[Start]

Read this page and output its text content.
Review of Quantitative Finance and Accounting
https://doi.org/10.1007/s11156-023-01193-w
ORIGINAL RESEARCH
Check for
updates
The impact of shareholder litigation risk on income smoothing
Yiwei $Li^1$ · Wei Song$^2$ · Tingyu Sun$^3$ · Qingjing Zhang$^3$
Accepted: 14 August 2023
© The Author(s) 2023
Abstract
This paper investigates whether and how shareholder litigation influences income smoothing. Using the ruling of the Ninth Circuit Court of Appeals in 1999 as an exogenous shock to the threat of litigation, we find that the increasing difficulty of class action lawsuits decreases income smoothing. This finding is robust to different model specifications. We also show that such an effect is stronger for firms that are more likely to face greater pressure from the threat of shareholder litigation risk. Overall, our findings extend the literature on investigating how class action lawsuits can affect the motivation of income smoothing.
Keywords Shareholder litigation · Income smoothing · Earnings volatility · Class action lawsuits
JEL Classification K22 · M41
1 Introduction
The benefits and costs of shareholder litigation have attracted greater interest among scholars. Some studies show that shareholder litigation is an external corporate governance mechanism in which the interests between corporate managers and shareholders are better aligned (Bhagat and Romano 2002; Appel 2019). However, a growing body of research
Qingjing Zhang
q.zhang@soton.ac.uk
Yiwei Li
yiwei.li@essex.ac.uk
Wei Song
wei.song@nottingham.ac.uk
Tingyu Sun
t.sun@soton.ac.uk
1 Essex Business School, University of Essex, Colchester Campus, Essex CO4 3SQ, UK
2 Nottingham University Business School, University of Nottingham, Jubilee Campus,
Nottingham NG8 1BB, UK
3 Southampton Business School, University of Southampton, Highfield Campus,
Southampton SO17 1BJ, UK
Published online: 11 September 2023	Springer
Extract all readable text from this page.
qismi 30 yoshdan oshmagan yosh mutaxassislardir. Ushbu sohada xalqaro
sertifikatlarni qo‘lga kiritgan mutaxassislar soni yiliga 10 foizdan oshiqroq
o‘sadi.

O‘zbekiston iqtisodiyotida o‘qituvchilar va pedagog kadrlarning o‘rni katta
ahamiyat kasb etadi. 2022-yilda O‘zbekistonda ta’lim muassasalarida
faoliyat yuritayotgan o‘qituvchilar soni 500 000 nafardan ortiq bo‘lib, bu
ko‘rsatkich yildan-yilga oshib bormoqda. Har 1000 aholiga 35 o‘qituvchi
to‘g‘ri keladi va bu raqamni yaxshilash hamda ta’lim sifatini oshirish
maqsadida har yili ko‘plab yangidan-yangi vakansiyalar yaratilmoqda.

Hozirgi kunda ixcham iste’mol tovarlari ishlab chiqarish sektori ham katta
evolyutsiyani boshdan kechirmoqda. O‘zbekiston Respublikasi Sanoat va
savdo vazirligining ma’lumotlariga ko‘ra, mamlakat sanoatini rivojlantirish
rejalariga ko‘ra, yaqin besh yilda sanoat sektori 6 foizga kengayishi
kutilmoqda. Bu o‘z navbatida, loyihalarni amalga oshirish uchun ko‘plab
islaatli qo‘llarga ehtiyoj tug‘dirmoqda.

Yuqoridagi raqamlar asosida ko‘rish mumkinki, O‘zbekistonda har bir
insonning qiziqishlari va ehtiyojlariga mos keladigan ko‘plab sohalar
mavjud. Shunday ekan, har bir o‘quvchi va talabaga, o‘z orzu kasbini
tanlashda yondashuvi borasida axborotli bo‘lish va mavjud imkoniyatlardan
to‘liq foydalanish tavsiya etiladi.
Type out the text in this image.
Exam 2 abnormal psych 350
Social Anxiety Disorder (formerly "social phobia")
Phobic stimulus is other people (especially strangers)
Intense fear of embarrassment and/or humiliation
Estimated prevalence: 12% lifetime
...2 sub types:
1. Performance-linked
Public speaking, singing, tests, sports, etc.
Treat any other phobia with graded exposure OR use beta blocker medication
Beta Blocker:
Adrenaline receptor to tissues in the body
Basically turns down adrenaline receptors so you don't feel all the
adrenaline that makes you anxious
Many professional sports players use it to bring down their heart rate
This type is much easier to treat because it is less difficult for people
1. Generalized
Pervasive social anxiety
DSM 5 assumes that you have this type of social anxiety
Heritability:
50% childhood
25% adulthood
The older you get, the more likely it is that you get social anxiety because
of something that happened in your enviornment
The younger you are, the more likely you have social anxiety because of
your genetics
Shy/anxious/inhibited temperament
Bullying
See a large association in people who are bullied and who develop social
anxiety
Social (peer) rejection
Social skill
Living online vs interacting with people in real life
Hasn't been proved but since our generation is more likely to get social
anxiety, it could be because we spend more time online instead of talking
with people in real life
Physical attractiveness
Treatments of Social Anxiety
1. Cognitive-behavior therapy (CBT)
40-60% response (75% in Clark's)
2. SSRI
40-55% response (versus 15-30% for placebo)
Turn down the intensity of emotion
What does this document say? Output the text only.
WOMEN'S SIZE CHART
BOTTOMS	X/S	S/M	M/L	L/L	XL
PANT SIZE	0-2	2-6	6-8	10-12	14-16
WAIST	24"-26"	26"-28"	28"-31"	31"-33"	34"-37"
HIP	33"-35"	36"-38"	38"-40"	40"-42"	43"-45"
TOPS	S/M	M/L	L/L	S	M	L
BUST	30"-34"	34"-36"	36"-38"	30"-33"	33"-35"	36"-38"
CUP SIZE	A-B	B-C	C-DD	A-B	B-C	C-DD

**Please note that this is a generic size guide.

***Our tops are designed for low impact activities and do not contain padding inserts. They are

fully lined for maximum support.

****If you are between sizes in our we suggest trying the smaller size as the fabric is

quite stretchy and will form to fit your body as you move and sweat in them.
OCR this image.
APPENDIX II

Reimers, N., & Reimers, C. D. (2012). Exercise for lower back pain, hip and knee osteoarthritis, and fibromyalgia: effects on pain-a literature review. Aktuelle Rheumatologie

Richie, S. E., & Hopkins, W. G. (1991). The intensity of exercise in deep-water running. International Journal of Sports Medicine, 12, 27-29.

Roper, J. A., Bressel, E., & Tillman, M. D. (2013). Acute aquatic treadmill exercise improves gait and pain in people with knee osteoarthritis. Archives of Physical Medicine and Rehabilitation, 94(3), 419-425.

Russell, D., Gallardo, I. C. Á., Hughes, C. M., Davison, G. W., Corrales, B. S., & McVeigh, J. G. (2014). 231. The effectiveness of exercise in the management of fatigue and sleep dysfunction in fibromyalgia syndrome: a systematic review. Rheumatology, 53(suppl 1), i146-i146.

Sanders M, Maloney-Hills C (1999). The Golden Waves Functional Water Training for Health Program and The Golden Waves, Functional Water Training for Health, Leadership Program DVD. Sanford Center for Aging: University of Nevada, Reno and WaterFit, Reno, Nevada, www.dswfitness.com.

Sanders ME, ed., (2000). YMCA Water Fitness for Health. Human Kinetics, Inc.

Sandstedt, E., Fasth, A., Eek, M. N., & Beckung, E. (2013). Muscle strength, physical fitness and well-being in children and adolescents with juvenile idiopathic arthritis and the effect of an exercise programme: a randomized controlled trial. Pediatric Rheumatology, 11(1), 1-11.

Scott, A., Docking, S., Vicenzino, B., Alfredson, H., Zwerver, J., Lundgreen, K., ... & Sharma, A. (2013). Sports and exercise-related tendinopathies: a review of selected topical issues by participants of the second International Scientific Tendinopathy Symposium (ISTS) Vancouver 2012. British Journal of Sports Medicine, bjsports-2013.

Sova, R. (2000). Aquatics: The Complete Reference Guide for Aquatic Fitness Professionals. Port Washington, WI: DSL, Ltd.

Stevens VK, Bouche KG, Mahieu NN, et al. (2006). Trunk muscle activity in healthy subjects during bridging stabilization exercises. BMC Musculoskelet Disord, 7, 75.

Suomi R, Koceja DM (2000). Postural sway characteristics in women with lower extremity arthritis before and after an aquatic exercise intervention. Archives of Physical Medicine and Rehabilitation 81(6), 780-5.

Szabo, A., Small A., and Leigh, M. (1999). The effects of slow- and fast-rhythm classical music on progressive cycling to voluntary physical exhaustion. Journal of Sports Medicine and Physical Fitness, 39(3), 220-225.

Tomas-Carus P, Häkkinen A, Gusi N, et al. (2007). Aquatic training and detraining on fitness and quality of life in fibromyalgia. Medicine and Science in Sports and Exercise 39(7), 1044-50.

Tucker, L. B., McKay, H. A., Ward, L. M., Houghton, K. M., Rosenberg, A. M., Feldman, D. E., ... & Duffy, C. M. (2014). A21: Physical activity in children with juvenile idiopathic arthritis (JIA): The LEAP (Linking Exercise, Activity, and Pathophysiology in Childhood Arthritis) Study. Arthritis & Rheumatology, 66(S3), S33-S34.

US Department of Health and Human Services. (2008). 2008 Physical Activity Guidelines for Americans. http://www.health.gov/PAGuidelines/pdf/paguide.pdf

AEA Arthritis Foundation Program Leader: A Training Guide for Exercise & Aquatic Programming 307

[End]

Copy every line of the listing that contains the word "children".

_Output for this exercise_.
Sandstedt, E., Fasth, A., Eek, M. N., & Beckung, E. (2013). Muscle strength, physical fitness and well-being in children and adolescents with juvenile idiopathic arthritis and the effect of an exercise programme: a randomized controlled trial. Pediatric Rheumatology, 11(1), 1-11.
Tucker, L. B., McKay, H. A., Ward, L. M., Houghton, K. M., Rosenberg, A. M., Feldman, D. E., ... & Duffy, C. M. (2014). A21: Physical activity in children with juvenile idiopathic arthritis (JIA): The LEAP (Linking Exercise, Activity, and Pathophysiology in Childhood Arthritis) Study. Arthritis & Rheumatology, 66(S3), S33-S34.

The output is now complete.